— start of Input rows —

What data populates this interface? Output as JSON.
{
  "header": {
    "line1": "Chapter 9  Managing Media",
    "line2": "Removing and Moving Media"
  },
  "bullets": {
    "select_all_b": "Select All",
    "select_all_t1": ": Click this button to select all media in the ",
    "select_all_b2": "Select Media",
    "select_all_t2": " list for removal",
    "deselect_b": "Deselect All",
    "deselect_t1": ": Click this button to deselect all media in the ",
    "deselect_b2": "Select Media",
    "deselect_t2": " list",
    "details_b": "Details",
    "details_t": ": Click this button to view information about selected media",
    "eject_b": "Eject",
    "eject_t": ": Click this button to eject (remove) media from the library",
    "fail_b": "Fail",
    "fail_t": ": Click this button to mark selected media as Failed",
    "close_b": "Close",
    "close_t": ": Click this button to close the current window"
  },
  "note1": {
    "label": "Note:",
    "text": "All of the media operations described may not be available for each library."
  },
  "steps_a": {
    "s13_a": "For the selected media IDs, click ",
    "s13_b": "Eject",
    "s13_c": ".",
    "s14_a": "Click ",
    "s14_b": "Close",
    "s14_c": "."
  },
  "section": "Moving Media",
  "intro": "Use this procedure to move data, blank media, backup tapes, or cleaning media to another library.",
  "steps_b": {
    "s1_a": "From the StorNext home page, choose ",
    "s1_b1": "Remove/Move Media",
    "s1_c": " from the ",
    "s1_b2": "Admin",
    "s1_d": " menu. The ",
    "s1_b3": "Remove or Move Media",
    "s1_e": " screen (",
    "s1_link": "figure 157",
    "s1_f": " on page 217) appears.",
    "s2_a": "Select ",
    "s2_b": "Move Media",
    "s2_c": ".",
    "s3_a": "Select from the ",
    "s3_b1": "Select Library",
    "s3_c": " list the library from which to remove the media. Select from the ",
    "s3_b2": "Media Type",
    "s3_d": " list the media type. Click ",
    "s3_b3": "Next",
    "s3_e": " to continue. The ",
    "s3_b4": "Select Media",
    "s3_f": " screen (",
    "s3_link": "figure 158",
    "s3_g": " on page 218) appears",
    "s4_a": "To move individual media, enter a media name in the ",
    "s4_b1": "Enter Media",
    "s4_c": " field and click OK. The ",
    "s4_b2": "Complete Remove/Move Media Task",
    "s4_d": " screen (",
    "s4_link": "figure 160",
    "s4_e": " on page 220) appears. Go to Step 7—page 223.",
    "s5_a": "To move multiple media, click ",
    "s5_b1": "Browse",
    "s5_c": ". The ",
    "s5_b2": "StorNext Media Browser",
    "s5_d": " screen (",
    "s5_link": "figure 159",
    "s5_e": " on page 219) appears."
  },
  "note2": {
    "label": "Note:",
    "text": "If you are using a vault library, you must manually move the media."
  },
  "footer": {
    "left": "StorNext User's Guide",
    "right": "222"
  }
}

— end of Input rows —

→ Exercise requirements:
Reproduce each line from the records that contains the word "data".

→ Task result:
What data populates this interface? Output as JSON.
  "intro": "Use this procedure to move data, blank media, backup tapes, or cleaning media to another library.",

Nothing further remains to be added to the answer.